Collected data entries:
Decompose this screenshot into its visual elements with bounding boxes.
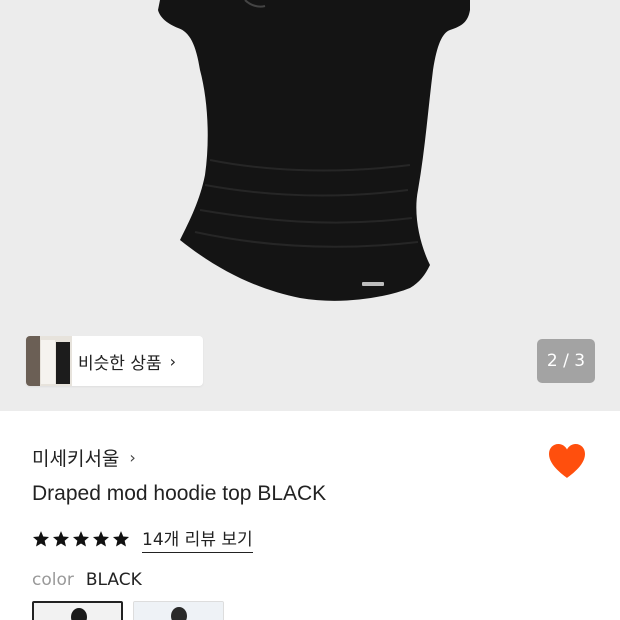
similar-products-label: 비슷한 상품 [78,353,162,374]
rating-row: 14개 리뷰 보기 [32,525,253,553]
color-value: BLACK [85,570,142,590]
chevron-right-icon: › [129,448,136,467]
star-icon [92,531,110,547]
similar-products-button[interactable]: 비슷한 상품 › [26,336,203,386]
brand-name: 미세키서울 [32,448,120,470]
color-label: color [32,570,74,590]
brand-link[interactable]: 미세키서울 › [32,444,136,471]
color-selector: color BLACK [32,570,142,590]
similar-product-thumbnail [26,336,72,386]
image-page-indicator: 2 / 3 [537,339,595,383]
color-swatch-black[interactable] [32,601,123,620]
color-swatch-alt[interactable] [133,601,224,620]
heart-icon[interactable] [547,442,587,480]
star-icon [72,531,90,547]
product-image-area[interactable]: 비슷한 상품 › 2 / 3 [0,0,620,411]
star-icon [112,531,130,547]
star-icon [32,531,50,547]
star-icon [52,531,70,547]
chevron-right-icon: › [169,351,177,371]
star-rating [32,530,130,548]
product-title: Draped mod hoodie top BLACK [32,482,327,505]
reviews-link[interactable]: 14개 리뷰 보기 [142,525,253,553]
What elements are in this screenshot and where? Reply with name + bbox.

### Prompt
Find every line in the items above that contains the word "with", and copy each one out in full.

### Solved problem
Decompose this screenshot into its visual elements with bounding boxes.
What elements are in this screenshot and where? Reply with name + bbox.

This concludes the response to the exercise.